# Brief
Copy out every line that contains "Ayırıcı".

(Stored records)
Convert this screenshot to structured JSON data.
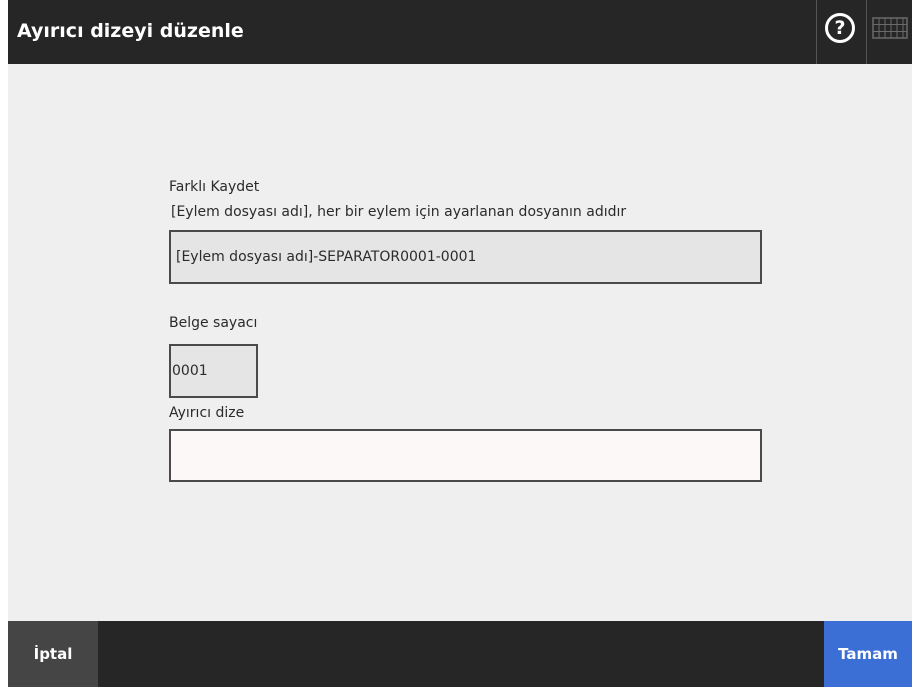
{
  "window": {
    "title": "Ayırıcı dizeyi düzenle",
    "help_symbol": "?"
  },
  "icons": {
    "help": "question-mark-circle-icon",
    "keyboard": "keyboard-icon"
  },
  "form": {
    "save_as": {
      "label": "Farklı Kaydet",
      "hint": "[Eylem dosyası adı], her bir eylem için ayarlanan dosyanın adıdır",
      "value": "[Eylem dosyası adı]-SEPARATOR0001-0001"
    },
    "document_counter": {
      "label": "Belge sayacı",
      "value": "0001"
    },
    "separator_string": {
      "label": "Ayırıcı dize",
      "value": ""
    }
  },
  "footer": {
    "cancel_label": "İptal",
    "ok_label": "Tamam"
  },
  "colors": {
    "titlebar": "#262626",
    "background": "#efefef",
    "readonly_field": "#e6e5e6",
    "editable_field": "#fdf8f8",
    "cancel_button": "#454545",
    "ok_button": "#3b6fd6"
  }
}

# Response
    "title": "Ayırıcı dizeyi düzenle",
      "label": "Ayırıcı dize",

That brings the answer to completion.